======== PAGE TEXT ========
Monday of the Fifth Week in Ordinary Time
As God did with Job, over the course of this week, the Church invites us to consider the foundations of the earth. Perhaps through this, we might come to some sense of wonder at the grandeur of God’s work in and for each one of us and thereby let our restless souls be quieted. We cannot, however, set upon this task without recognizing that many Christians have become embarrassed by the book of Genesis, even to the point that they ignore or perhaps reject the wisdom that it contains. Yet the Church has never ceased to proclaim the fundamental truths of the faith that come to us from this book, truths to which Jesus himself makes reference in the Gospels and which John Paul II builds upon in the catecheses commonly known as “the theology of the body.” Joseph Cardinal Ratzinger (later Benedict XVI) offers principles for a properly Catholic understanding of Genesis in his book In the Beginning: A Catholic Understanding of Creation and the Fall. Our reflections over the coming days will take for granted the perspective that he proposes: we do not read Genesis as if it were a scientific text, but rather recognize the even more fundamental truths that it contains as our spiritual meta-narrative.
========
• **TASKS TO CARRY OUT**
**1)** According to the Monday reflection, why does the Church invite us to consider the foundations of the earth this week? Answer in one to three sentences.
**2)** In the Monday reflection, which book by Joseph Cardinal Ratzinger offers principles for a Catholic understanding of Genesis?
**3)** Sum up the Monday reflection in two sentences.
The items that come next have no part in any of this.
======== DATA LISTING ========
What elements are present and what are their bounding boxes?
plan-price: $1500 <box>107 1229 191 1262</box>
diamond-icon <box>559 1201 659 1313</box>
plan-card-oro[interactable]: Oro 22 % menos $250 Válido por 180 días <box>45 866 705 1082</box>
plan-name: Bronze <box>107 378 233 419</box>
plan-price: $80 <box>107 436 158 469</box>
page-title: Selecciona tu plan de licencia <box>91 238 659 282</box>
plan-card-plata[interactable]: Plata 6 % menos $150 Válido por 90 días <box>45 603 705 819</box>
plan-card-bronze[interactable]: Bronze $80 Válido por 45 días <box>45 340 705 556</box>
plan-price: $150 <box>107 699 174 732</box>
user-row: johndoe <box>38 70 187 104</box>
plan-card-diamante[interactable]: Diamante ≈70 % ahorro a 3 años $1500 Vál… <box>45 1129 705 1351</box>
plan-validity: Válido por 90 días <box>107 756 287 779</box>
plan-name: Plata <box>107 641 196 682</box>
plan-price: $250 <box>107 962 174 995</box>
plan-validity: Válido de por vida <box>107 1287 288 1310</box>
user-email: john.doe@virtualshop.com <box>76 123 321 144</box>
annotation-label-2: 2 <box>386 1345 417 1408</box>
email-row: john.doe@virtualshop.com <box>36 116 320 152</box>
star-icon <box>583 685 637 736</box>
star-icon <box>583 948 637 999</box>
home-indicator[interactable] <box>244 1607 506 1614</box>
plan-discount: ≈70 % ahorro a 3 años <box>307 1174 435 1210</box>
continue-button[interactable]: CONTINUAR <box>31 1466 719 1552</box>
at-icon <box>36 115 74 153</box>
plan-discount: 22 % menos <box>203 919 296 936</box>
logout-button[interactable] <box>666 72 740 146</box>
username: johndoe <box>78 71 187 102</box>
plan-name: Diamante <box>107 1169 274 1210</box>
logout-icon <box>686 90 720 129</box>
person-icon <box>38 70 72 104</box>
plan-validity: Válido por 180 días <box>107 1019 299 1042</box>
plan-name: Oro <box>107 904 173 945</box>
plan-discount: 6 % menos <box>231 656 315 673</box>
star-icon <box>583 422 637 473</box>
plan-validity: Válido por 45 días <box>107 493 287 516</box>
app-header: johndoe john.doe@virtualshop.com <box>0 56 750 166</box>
========
• **RESPONSES PER TASK**
**1)** The Church invites us to consider the foundations of the earth this week so that we might come to some sense of wonder at the grandeur of God's work in and for each one of us. Through that wonder, our restless souls might be quieted.

**2)** In the Beginning: A Catholic Understanding of Creation and the Fall.

**3)** This week the Church invites us to consider the foundations of the earth, though many Christians have become embarrassed by Genesis, even as the Church keeps proclaiming its fundamental truths. Following Joseph Cardinal Ratzinger, the coming reflections will read Genesis not as a scientific text but as a source of deeper truths that serve as our spiritual meta-narrative.